→ **What you have to do**
Please set down all the lines beneath this one exactly, without the pictures.

→ **Records for this exercise**
====================

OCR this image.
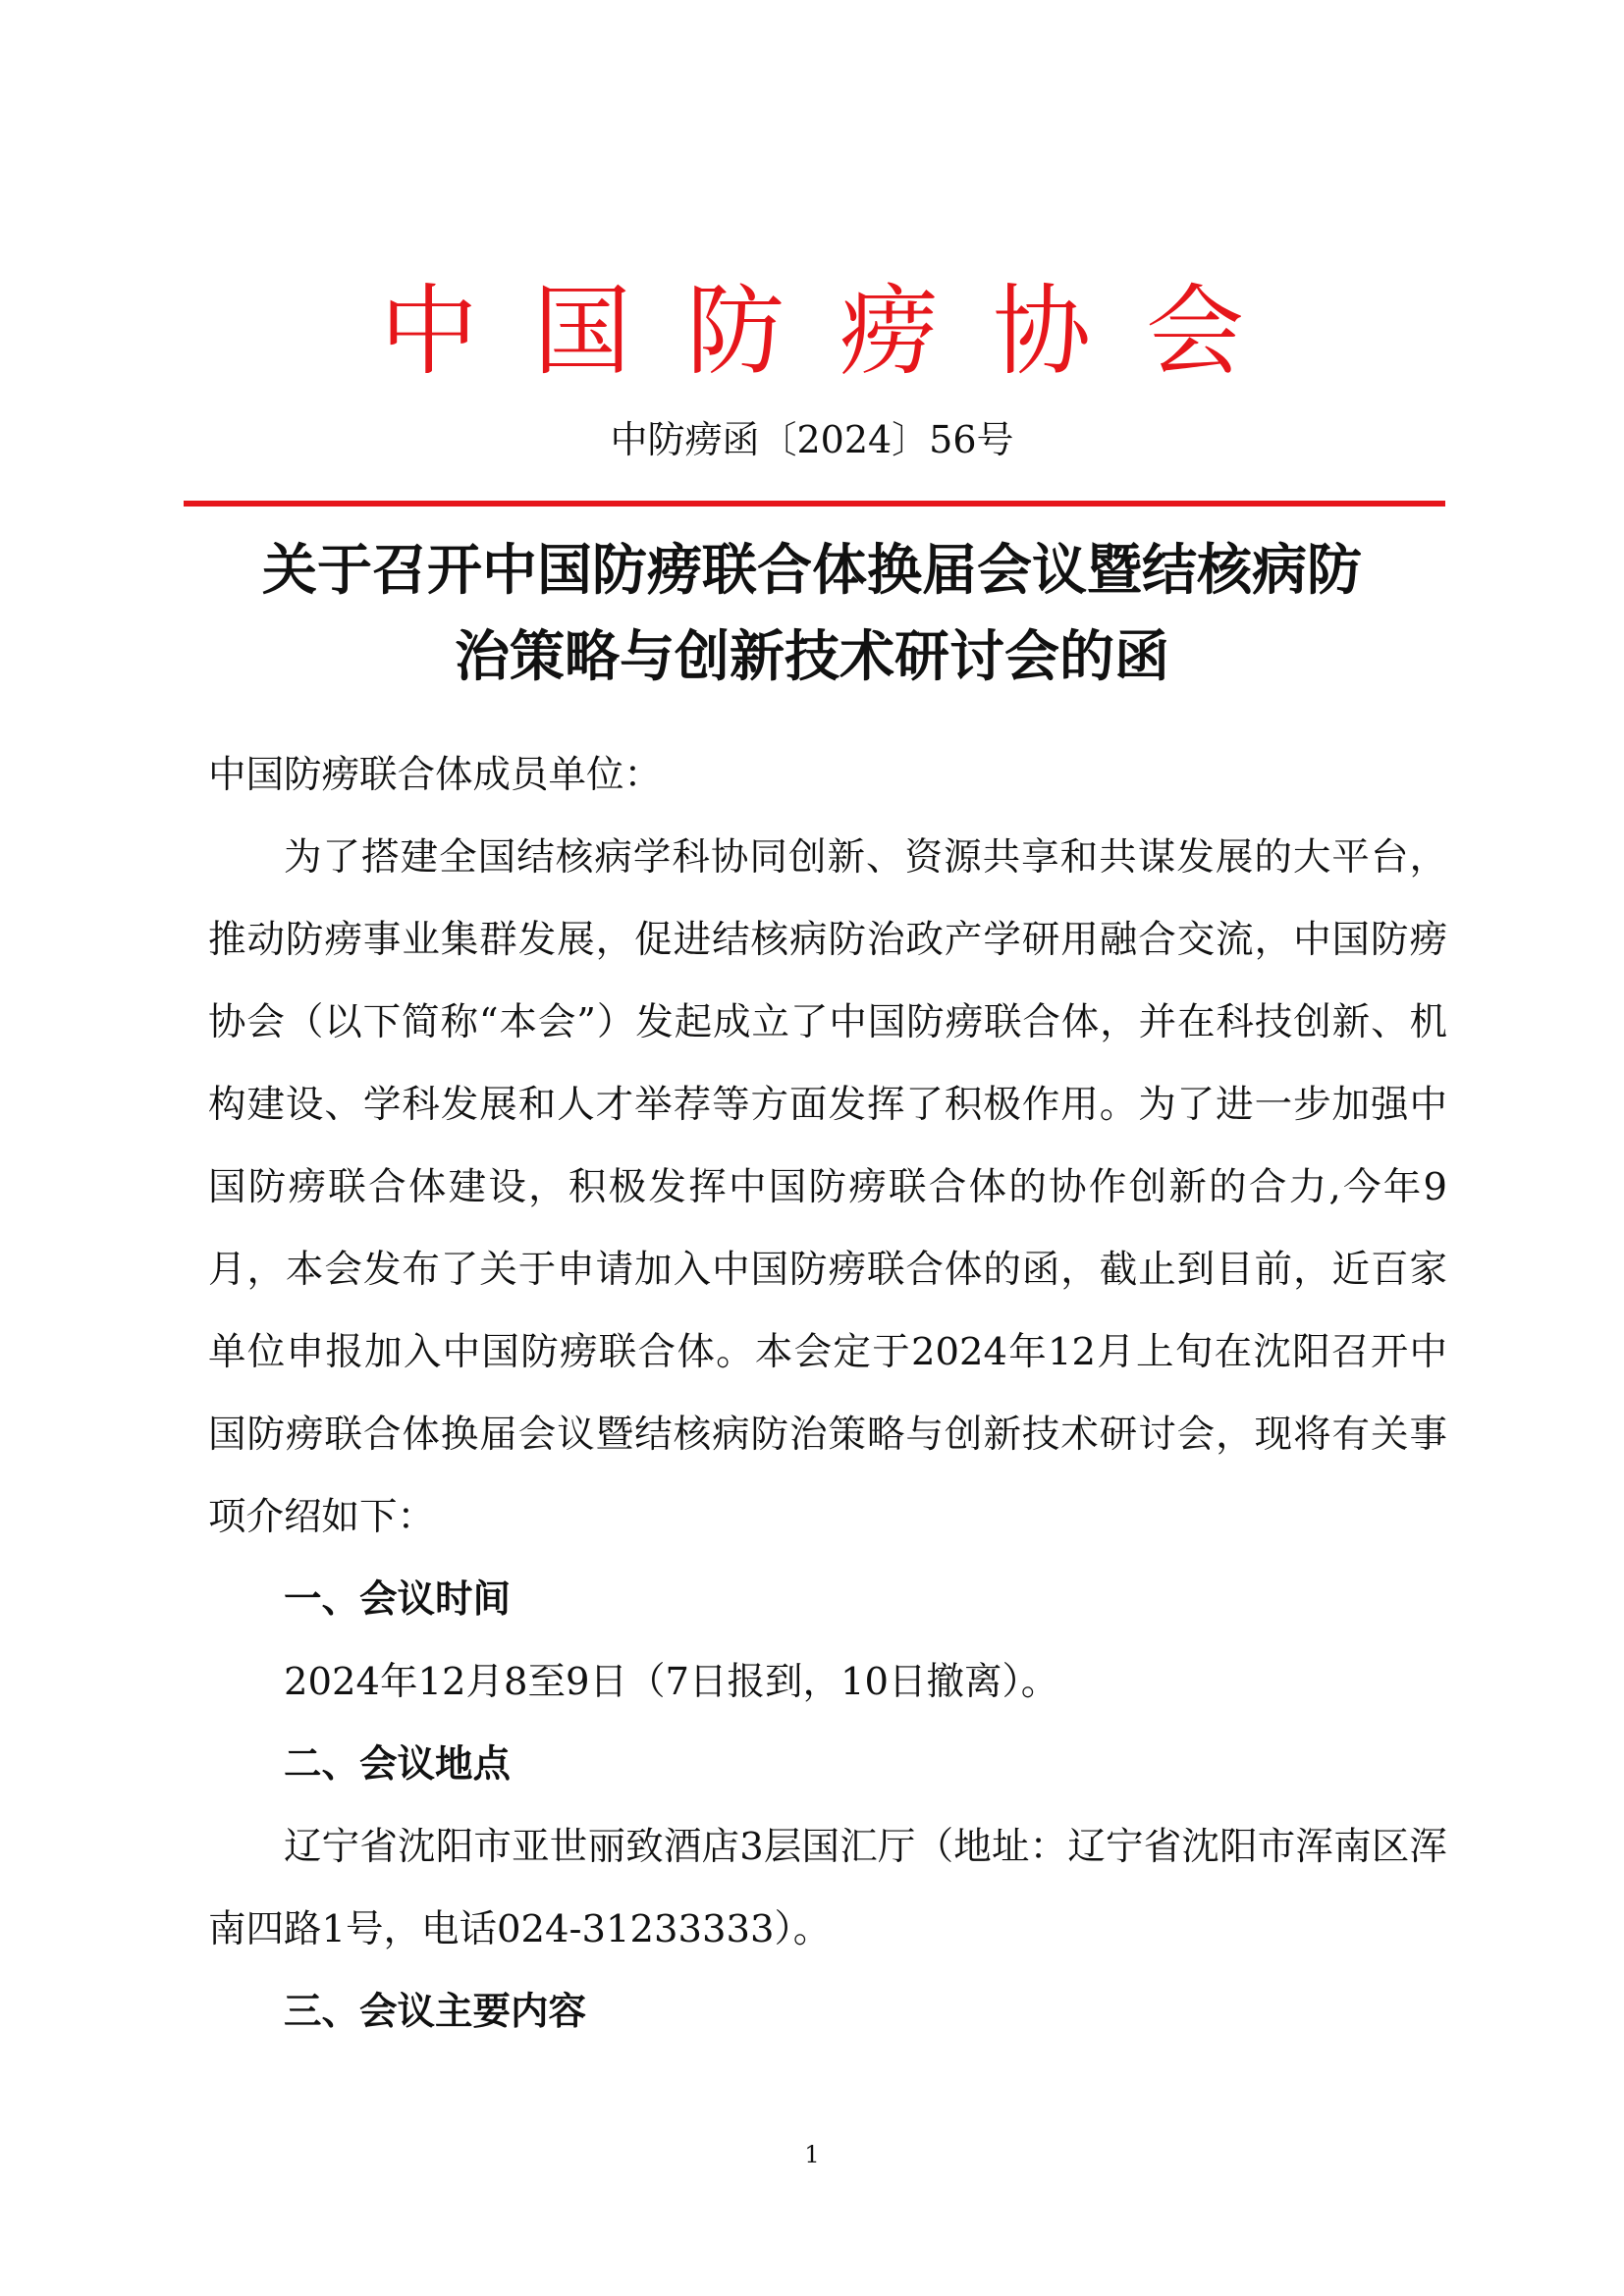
中国防痨协会
中防痨函〔2024〕56号
关于召开中国防痨联合体换届会议暨结核病防
治策略与创新技术研讨会的函

中国防痨联合体成员单位：

为了搭建全国结核病学科协同创新、资源共享和共谋发展的大平台，推动防痨事业集群发展，促进结核病防治政产学研用融合交流，中国防痨协会（以下简称“本会”）发起成立了中国防痨联合体，并在科技创新、机构建设、学科发展和人才举荐等方面发挥了积极作用。为了进一步加强中国防痨联合体建设，积极发挥中国防痨联合体的协作创新的合力,今年9月，本会发布了关于申请加入中国防痨联合体的函，截止到目前，近百家单位申报加入中国防痨联合体。本会定于2024年12月上旬在沈阳召开中国防痨联合体换届会议暨结核病防治策略与创新技术研讨会，现将有关事项介绍如下：

一、会议时间

2024年12月8至9日（7日报到，10日撤离）。

二、会议地点

辽宁省沈阳市亚世丽致酒店3层国汇厅（地址：辽宁省沈阳市浑南区浑南四路1号，电话024-31233333）。

三、会议主要内容

1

====================

→ **The response**
OCR this image.
中国防痨协会
中防痨函〔2024〕56号
关于召开中国防痨联合体换届会议暨结核病防
治策略与创新技术研讨会的函

中国防痨联合体成员单位：

为了搭建全国结核病学科协同创新、资源共享和共谋发展的大平台，推动防痨事业集群发展，促进结核病防治政产学研用融合交流，中国防痨协会（以下简称“本会”）发起成立了中国防痨联合体，并在科技创新、机构建设、学科发展和人才举荐等方面发挥了积极作用。为了进一步加强中国防痨联合体建设，积极发挥中国防痨联合体的协作创新的合力,今年9月，本会发布了关于申请加入中国防痨联合体的函，截止到目前，近百家单位申报加入中国防痨联合体。本会定于2024年12月上旬在沈阳召开中国防痨联合体换届会议暨结核病防治策略与创新技术研讨会，现将有关事项介绍如下：

一、会议时间

2024年12月8至9日（7日报到，10日撤离）。

二、会议地点

辽宁省沈阳市亚世丽致酒店3层国汇厅（地址：辽宁省沈阳市浑南区浑南四路1号，电话024-31233333）。

三、会议主要内容

1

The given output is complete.